# EXERCISE DESCRIPTION
Track down the lines that contain "JSON" and copy them.

Records about charts and figures
════════════════

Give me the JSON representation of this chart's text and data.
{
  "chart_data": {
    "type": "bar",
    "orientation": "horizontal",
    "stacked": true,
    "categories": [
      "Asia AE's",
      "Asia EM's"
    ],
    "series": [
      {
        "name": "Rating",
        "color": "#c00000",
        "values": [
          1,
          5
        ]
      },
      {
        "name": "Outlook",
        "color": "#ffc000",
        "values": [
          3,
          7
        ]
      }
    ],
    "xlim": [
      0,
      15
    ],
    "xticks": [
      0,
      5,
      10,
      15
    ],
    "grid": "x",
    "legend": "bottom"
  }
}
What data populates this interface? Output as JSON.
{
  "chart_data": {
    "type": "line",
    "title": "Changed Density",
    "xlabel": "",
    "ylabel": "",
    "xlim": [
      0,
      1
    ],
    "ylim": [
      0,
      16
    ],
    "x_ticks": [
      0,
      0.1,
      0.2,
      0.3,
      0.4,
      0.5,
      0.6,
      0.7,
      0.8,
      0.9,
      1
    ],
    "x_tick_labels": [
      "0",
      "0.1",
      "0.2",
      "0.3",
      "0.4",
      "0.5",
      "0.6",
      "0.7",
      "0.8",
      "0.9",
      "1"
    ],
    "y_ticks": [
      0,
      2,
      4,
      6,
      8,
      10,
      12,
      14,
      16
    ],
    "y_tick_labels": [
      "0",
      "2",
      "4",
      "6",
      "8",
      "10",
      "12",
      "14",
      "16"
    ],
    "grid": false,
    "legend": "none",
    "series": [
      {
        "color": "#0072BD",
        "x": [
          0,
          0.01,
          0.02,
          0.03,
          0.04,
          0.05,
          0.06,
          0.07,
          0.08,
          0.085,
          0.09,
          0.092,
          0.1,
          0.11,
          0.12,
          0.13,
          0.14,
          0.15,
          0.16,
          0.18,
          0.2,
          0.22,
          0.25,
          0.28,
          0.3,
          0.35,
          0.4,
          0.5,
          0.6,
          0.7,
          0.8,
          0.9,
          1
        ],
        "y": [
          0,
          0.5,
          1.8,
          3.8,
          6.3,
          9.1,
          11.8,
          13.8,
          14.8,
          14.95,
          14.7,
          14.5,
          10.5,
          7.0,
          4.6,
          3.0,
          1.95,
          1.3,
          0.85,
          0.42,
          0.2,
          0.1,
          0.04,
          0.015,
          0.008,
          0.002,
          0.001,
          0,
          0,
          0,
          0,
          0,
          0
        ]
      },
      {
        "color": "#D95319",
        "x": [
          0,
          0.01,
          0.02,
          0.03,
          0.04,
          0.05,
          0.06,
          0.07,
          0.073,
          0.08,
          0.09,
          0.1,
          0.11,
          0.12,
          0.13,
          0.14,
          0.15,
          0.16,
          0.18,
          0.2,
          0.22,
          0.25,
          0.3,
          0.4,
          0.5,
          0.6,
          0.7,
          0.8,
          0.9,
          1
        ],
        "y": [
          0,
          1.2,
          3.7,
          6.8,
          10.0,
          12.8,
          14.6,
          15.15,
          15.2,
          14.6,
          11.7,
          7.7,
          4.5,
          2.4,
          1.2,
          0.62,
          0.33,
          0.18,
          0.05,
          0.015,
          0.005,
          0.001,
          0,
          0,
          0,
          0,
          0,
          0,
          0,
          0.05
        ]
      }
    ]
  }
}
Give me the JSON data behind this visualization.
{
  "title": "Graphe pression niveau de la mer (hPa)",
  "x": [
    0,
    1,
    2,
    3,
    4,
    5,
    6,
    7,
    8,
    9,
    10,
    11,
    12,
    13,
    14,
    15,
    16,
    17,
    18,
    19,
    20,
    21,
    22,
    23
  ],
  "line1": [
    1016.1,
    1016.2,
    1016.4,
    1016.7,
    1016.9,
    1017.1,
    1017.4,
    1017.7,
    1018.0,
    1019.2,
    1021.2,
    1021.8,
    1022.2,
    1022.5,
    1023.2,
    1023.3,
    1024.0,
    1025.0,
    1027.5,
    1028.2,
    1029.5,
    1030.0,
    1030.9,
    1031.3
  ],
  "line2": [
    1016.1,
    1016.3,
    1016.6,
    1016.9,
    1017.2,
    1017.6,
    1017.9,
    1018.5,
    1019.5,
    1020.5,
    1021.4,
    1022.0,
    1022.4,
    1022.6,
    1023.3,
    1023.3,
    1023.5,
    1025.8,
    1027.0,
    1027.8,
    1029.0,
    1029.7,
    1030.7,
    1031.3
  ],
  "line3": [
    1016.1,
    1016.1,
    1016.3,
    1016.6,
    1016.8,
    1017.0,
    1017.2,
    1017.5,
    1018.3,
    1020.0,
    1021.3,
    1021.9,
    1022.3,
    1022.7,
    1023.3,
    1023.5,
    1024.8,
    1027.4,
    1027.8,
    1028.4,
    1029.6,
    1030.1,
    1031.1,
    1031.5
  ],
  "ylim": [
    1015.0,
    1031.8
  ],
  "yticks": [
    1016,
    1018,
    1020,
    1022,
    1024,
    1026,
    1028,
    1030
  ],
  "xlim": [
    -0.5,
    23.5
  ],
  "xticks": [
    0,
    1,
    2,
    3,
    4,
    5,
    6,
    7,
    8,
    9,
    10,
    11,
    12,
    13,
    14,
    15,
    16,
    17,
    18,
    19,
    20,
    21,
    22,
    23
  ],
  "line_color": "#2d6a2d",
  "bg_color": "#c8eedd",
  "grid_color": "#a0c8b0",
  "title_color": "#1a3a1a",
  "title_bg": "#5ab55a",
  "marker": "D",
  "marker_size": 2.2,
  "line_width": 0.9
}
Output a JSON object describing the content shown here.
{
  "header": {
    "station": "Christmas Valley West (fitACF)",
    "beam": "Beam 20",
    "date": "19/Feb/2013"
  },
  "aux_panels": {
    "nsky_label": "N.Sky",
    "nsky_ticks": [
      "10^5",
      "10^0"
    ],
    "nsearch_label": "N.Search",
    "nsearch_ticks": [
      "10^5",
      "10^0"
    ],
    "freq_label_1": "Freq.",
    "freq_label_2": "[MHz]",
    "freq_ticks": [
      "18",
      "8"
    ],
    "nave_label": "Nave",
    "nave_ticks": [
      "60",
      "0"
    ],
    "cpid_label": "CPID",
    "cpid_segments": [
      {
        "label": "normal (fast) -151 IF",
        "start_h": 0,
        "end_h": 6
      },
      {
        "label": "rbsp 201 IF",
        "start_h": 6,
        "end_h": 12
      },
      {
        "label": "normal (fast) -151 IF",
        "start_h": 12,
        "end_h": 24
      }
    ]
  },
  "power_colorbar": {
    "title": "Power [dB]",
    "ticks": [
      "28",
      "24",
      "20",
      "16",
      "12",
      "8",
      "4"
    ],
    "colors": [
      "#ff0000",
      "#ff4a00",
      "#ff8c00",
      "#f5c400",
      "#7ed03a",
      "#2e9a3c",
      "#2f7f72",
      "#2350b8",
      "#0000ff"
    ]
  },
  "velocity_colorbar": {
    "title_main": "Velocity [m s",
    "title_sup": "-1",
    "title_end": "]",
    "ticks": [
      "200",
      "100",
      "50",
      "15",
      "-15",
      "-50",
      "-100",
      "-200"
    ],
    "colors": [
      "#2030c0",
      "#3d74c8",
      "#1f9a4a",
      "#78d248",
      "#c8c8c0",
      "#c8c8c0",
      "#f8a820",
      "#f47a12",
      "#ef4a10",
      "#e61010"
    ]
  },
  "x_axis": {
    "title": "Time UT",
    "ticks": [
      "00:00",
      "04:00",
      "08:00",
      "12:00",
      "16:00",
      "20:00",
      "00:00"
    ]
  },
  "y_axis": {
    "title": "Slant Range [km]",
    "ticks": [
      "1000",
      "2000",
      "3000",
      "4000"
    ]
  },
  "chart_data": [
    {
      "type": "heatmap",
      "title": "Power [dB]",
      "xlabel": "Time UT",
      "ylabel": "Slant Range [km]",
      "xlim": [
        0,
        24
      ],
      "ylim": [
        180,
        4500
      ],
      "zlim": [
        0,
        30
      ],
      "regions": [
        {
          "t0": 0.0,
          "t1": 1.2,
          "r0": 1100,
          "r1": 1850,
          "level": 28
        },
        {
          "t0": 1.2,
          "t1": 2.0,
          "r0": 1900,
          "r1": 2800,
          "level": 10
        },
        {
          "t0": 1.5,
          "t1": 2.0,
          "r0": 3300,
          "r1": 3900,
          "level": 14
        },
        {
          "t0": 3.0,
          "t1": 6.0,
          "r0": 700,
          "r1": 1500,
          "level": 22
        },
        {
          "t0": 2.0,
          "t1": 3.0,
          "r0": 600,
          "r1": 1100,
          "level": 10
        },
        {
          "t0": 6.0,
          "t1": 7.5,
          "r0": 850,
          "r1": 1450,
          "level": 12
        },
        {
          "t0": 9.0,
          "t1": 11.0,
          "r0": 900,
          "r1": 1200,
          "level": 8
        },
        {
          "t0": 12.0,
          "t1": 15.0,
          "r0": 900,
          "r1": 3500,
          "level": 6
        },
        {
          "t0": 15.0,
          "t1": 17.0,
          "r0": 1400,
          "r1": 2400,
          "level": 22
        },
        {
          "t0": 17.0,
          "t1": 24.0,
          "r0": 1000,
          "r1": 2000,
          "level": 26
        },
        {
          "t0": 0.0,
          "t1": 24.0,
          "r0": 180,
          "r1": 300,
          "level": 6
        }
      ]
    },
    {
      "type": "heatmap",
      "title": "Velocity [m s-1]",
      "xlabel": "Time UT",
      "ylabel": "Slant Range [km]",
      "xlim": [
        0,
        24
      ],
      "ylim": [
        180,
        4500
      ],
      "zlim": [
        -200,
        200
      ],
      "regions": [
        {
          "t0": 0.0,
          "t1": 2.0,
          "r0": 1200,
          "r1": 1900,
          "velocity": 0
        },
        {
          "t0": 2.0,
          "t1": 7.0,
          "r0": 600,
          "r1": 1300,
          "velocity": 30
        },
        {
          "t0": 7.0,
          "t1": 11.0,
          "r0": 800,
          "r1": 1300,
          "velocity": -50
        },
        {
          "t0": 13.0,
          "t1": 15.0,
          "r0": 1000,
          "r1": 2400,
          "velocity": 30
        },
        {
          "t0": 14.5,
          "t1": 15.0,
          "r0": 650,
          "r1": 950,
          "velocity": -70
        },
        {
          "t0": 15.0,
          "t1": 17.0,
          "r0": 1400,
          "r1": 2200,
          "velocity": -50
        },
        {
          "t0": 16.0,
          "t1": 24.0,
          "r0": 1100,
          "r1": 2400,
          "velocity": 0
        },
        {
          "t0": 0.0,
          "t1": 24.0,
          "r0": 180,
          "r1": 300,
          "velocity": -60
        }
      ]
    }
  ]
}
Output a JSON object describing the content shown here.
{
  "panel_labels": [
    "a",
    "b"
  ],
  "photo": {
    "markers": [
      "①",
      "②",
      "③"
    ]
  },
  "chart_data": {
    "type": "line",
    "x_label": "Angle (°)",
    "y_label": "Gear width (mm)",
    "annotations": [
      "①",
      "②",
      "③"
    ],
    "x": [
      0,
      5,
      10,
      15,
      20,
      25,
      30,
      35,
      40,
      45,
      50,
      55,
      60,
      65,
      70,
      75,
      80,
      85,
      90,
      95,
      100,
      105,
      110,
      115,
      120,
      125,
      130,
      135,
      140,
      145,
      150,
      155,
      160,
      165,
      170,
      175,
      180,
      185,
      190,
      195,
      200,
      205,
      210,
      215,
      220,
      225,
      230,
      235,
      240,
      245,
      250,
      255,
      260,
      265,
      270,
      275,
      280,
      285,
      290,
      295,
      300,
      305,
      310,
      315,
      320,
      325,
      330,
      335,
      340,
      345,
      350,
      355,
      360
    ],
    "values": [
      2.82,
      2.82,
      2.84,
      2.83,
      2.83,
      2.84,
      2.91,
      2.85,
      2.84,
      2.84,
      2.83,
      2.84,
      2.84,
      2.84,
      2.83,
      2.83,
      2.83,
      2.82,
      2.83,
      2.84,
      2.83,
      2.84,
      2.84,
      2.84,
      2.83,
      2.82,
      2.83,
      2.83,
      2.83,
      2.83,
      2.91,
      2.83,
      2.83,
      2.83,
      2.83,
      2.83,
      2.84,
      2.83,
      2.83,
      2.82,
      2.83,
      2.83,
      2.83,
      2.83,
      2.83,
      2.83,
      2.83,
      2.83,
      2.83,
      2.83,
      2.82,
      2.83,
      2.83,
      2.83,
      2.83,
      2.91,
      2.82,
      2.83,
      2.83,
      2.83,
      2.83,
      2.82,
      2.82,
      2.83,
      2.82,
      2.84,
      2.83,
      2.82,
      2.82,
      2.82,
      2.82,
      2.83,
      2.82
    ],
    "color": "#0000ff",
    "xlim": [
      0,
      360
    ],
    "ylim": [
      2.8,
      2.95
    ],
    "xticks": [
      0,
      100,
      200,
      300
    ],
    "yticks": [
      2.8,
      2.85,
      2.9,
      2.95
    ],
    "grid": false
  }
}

════════════════

# ANSWER TO THE PROBLEM
Give me the JSON representation of this chart's text and data.
What data populates this interface? Output as JSON.
Give me the JSON data behind this visualization.
Output a JSON object describing the content shown here.
Output a JSON object describing the content shown here.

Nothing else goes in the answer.